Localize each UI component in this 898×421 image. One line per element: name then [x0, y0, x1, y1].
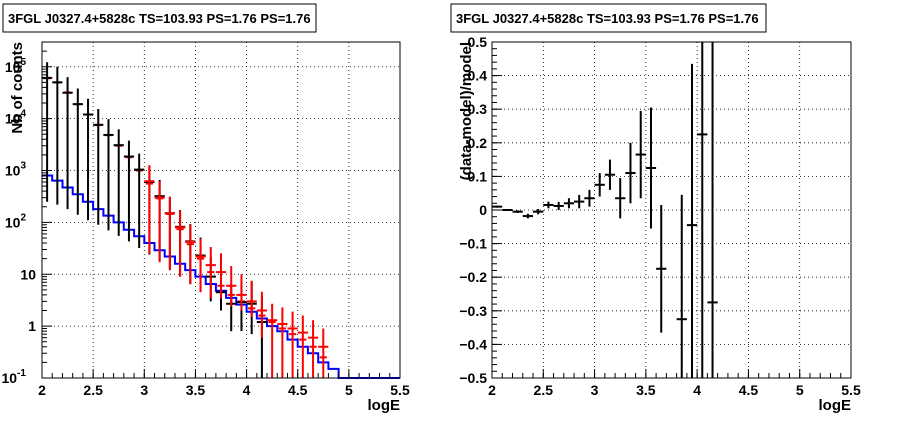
x-tick-label: 4: [693, 382, 701, 398]
y-tick-exponent: 5: [20, 57, 26, 68]
y-tick-exponent: 3: [20, 161, 26, 172]
x-tick-label: 5.5: [841, 382, 861, 398]
y-tick-label: 10: [20, 266, 36, 282]
residual-frame: [491, 41, 852, 379]
x-tick-label: 5: [345, 382, 353, 398]
counts-grid: [42, 42, 400, 378]
residual-grid: [492, 42, 851, 378]
y-tick-label: 102: [5, 212, 27, 230]
x-tick-label: 4: [243, 382, 251, 398]
y-tick-label: −0.5: [459, 370, 487, 386]
y-tick-exponent: 4: [20, 109, 26, 120]
y-tick-label: −0.1: [459, 236, 487, 252]
y-tick-label: 0.4: [468, 68, 488, 84]
y-tick-label: 0.5: [468, 34, 488, 50]
x-tick-label: 3: [591, 382, 599, 398]
y-tick-label: −0.3: [459, 303, 487, 319]
source-model-step-line: [42, 174, 400, 379]
y-tick-label: 0.3: [468, 101, 488, 117]
y-tick-exponent: 2: [20, 212, 26, 223]
x-tick-label: 3.5: [636, 382, 656, 398]
x-tick-label: 5: [796, 382, 804, 398]
residual-x-label: logE: [819, 397, 852, 414]
x-tick-label: 2: [38, 382, 46, 398]
x-tick-label: 3: [140, 382, 148, 398]
y-tick-label: 1: [28, 318, 36, 334]
counts-title-box: [2, 3, 317, 33]
y-tick-label: 0.1: [468, 168, 488, 184]
residual-axes: 2 2.5 3 3.5 4 4.5 5 5.5 −0.5 −0.4 −0.3 −0.2 −0.1 0 0.1…: [459, 34, 861, 398]
residual-title: 3FGL J0327.4+5828c TS=103.93 PS=1.76 PS=…: [456, 11, 759, 26]
counts-x-label: logE: [368, 397, 401, 414]
x-tick-label: 4.5: [739, 382, 759, 398]
x-tick-label: 4.5: [288, 382, 308, 398]
y-tick-label: −0.4: [459, 336, 487, 352]
residual-y-label: (data-model)/model: [458, 42, 475, 180]
y-tick-label: 103: [5, 161, 27, 179]
counts-y-label: Nb of counts: [9, 42, 26, 134]
x-tick-label: 2.5: [83, 382, 103, 398]
residual-panel: 3FGL J0327.4+5828c TS=103.93 PS=1.76 PS=…: [450, 3, 861, 414]
y-tick-exponent: -1: [17, 368, 26, 379]
y-tick-label: 0: [479, 202, 487, 218]
x-tick-label: 3.5: [186, 382, 206, 398]
x-tick-label: 2.5: [534, 382, 554, 398]
y-tick-label: −0.2: [459, 269, 487, 285]
counts-panel: 3FGL J0327.4+5828c TS=103.93 PS=1.76 PS=…: [2, 3, 410, 414]
counts-frame: [41, 41, 401, 379]
x-tick-label: 2: [488, 382, 496, 398]
counts-title: 3FGL J0327.4+5828c TS=103.93 PS=1.76 PS=…: [8, 11, 311, 26]
residual-marks: [492, 42, 718, 378]
y-tick-label: 0.2: [468, 135, 488, 151]
x-tick-label: 5.5: [390, 382, 410, 398]
y-tick-label: 10-1: [2, 368, 27, 386]
counts-marks: [42, 62, 400, 379]
residual-title-box: [450, 3, 767, 33]
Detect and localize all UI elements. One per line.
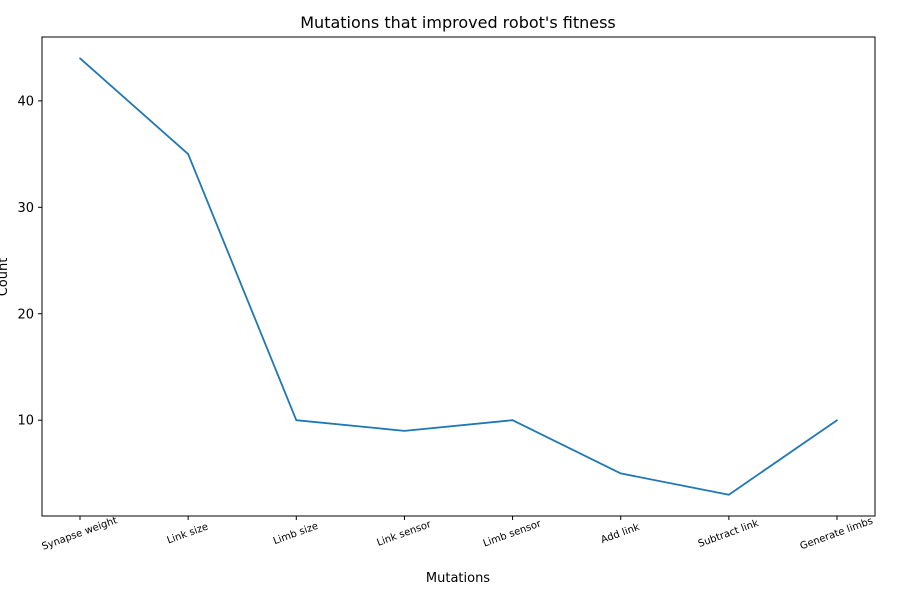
chart-title: Mutations that improved robot's fitness [300, 13, 616, 32]
y-tick-label: 30 [17, 201, 34, 216]
x-tick-label: Subtract link [697, 518, 761, 550]
data-point [79, 57, 81, 60]
x-tick-label: Generate limbs [799, 516, 875, 553]
x-tick-label: Limb sensor [482, 518, 544, 549]
data-point [619, 472, 622, 475]
x-axis-ticks: Synapse weight Link size Limb size Link sen… [40, 515, 874, 552]
y-tick-label: 40 [17, 94, 34, 109]
x-axis-label: Mutations [426, 571, 490, 586]
x-tick-label: Synapse weight [40, 515, 118, 552]
y-tick-label: 10 [17, 414, 34, 429]
y-axis-label: Count [0, 258, 11, 297]
data-point [187, 153, 189, 155]
x-tick-label: Link size [166, 521, 210, 546]
data-point [728, 493, 730, 496]
x-tick-label: Link sensor [375, 519, 433, 549]
data-point [511, 419, 514, 422]
data-point [836, 419, 838, 422]
data-point [403, 430, 406, 432]
x-tick-label: Limb size [272, 521, 320, 547]
data-point [295, 419, 298, 422]
y-tick-label: 20 [17, 307, 34, 322]
x-tick-label: Add link [600, 522, 642, 546]
series-line [79, 57, 838, 496]
plot-area-frame [41, 36, 876, 517]
data-points [79, 57, 838, 496]
y-axis-ticks: 10 20 30 40 [17, 94, 42, 429]
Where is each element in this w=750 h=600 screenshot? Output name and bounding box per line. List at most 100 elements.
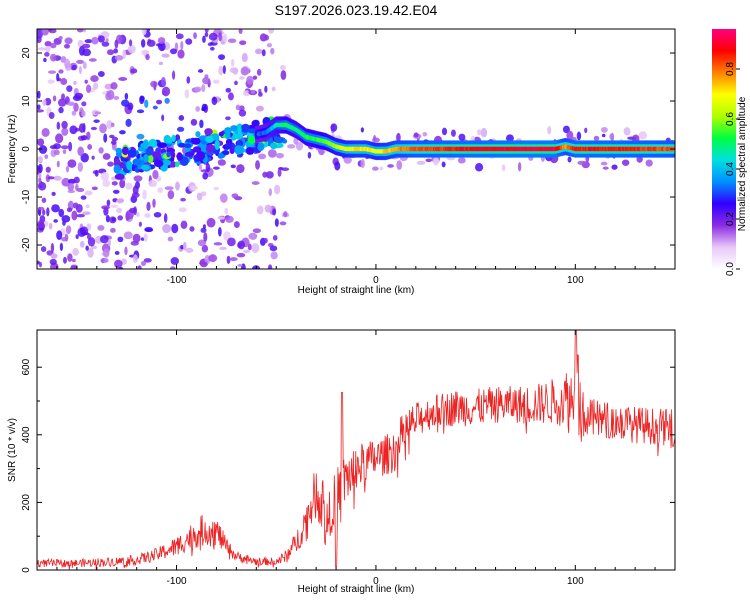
spectrogram-cluster-mark — [153, 159, 164, 168]
spectrogram-noise-mark — [373, 134, 377, 142]
spectrogram-y-label: Frequency (Hz) — [7, 115, 18, 184]
spectrogram-noise-mark — [343, 156, 352, 164]
spectrogram-noise-mark — [61, 93, 66, 101]
spectrogram-cluster-mark — [234, 145, 244, 155]
spectrogram-noise-mark — [243, 90, 250, 97]
spectrogram-noise-mark — [219, 246, 227, 251]
spectrogram-noise-mark — [40, 246, 47, 253]
spectrogram-noise-mark — [86, 233, 92, 240]
spectrogram-noise-mark — [37, 47, 47, 51]
spectrogram-noise-mark — [45, 166, 51, 173]
spectrogram-cluster-mark — [184, 151, 195, 157]
spectrogram-noise-mark — [184, 89, 190, 99]
spectrogram-noise-mark — [307, 151, 312, 159]
colorbar: 0.0 0.2 0.4 0.6 0.8 Normalized spectral ampl… — [712, 29, 748, 276]
spectrogram-noise-mark — [51, 204, 60, 213]
spectrogram-noise-mark — [133, 206, 137, 216]
spectrogram-noise-mark — [102, 91, 107, 96]
spectrogram-noise-mark — [72, 247, 79, 256]
spectrogram-noise-mark — [114, 250, 120, 255]
spectrogram-noise-mark — [198, 261, 208, 265]
spectrogram-noise-mark — [130, 68, 138, 74]
spectrogram-cluster-mark — [122, 146, 129, 156]
spectrogram-noise-mark — [71, 210, 78, 221]
spectrogram-noise-mark — [37, 90, 41, 99]
spectrogram-noise-mark — [111, 181, 118, 186]
snr-background — [37, 330, 675, 570]
spectrogram-cluster-mark — [143, 153, 149, 163]
spectrogram-noise-mark — [73, 102, 79, 113]
spectrogram-noise-mark — [53, 219, 58, 223]
spectrogram-noise-mark — [63, 256, 67, 264]
spectrogram-noise-mark — [144, 213, 151, 218]
spectrogram-noise-mark — [38, 145, 48, 154]
spectrogram-noise-mark — [87, 144, 93, 150]
spectrogram-noise-mark — [157, 187, 164, 194]
spectrogram-noise-mark — [92, 82, 99, 90]
spectrogram-noise-mark — [79, 107, 84, 112]
spectrogram-noise-mark — [106, 120, 113, 129]
spectrogram-noise-mark — [102, 153, 111, 160]
spectrogram-noise-mark — [167, 236, 174, 242]
spectrogram-noise-mark — [76, 59, 85, 65]
spectrogram-noise-mark — [49, 145, 58, 150]
spectrogram-noise-mark — [87, 247, 94, 258]
spectrogram-cluster-mark — [221, 150, 230, 156]
spectrogram-noise-mark — [220, 193, 228, 203]
spectrogram-noise-mark — [206, 217, 216, 228]
spectrogram-noise-mark — [194, 86, 202, 93]
spectrogram-noise-mark — [100, 171, 109, 182]
spectrogram-noise-mark — [360, 127, 365, 133]
colorbar-tick-label: 0.8 — [725, 62, 736, 76]
spectrogram-noise-mark — [37, 156, 44, 163]
spectrogram-y-tick-label: -10 — [21, 189, 32, 204]
spectrogram-noise-mark — [46, 207, 50, 217]
spectrogram-cluster-mark — [166, 137, 173, 144]
spectrogram-noise-mark — [287, 144, 296, 149]
spectrogram-noise-mark — [56, 72, 60, 82]
spectrogram-noise-mark — [131, 192, 140, 198]
spectrogram-noise-mark — [177, 49, 185, 59]
spectrogram-noise-mark — [153, 212, 162, 218]
spectrogram-x-label: Height of straight line (km) — [298, 285, 415, 296]
spectrogram-noise-mark — [127, 44, 136, 54]
spectrogram-noise-mark — [132, 233, 141, 243]
spectrogram-noise-mark — [451, 129, 456, 137]
spectrogram-noise-mark — [106, 49, 115, 56]
spectrogram-noise-mark — [217, 159, 226, 166]
spectrogram-noise-mark — [255, 160, 260, 170]
spectrogram-noise-mark — [91, 36, 99, 45]
spectrogram-noise-mark — [258, 153, 267, 160]
spectrogram-noise-mark — [139, 95, 145, 105]
spectrogram-noise-mark — [233, 221, 240, 228]
spectrogram-noise-mark — [237, 240, 245, 250]
spectrogram-noise-mark — [103, 248, 110, 258]
spectrogram-cluster-mark — [269, 142, 278, 150]
spectrogram-noise-mark — [222, 65, 226, 75]
spectrogram-noise-mark — [243, 249, 251, 253]
spectrogram-noise-mark — [195, 105, 201, 112]
spectrogram-noise-mark — [161, 86, 171, 97]
spectrogram-noise-mark — [241, 52, 248, 63]
spectrogram-noise-mark — [58, 69, 64, 74]
spectrogram-noise-mark — [576, 131, 582, 141]
spectrogram-noise-mark — [59, 242, 64, 252]
spectrogram-noise-mark — [47, 70, 57, 74]
spectrogram-noise-mark — [162, 224, 172, 234]
spectrogram-noise-mark — [56, 121, 61, 130]
snr-y-tick-label: 600 — [21, 358, 32, 375]
spectrogram-noise-mark — [118, 76, 128, 81]
spectrogram-noise-mark — [226, 255, 231, 265]
spectrogram-noise-mark — [58, 208, 65, 218]
spectrogram-noise-mark — [68, 141, 73, 152]
spectrogram-noise-mark — [186, 76, 191, 84]
spectrogram-cluster-mark — [137, 146, 146, 152]
spectrogram-noise-mark — [67, 182, 75, 191]
spectrogram-noise-mark — [47, 176, 55, 180]
spectrogram-cluster-mark — [192, 146, 202, 153]
spectrogram-noise-mark — [240, 66, 249, 76]
spectrogram-noise-mark — [251, 243, 260, 254]
spectrogram-noise-mark — [170, 257, 180, 265]
spectrogram-noise-mark — [93, 119, 100, 123]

WORK TO DO: Can you render the data from the line with "chart-title: Mutations that" to the line with "y-tick-label: 20 [17, 307, 34, 322]", both included, as a numbered list with blank lines omitted?

RESPONSE TO THIS TASK:
1. chart-title: Mutations that improved robot's fitness [300, 13, 616, 32]
2. y-tick-label: 30 [17, 201, 34, 216]
3. x-tick-label: Subtract link [697, 518, 761, 550]
4. data-point [79, 57, 81, 60]
5. x-tick-label: Generate limbs [799, 516, 875, 553]
6. x-tick-label: Limb sensor [482, 518, 544, 549]
7. data-point [619, 472, 622, 475]
8. x-axis-ticks: Synapse weight Link size Limb size Link sen… [40, 515, 874, 552]
9. y-tick-label: 40 [17, 94, 34, 109]
10. x-axis-label: Mutations [426, 571, 490, 586]
11. x-tick-label: Synapse weight [40, 515, 118, 552]
12. y-tick-label: 10 [17, 414, 34, 429]
13. y-axis-label: Count [0, 258, 11, 297]
14. data-point [187, 153, 189, 155]
15. x-tick-label: Link size [166, 521, 210, 546]
16. data-point [728, 493, 730, 496]
17. x-tick-label: Link sensor [375, 519, 433, 549]
18. data-point [511, 419, 514, 422]
19. data-point [836, 419, 838, 422]
20. data-point [403, 430, 406, 432]
21. x-tick-label: Limb size [272, 521, 320, 547]
22. data-point [295, 419, 298, 422]
23. y-tick-label: 20 [17, 307, 34, 322]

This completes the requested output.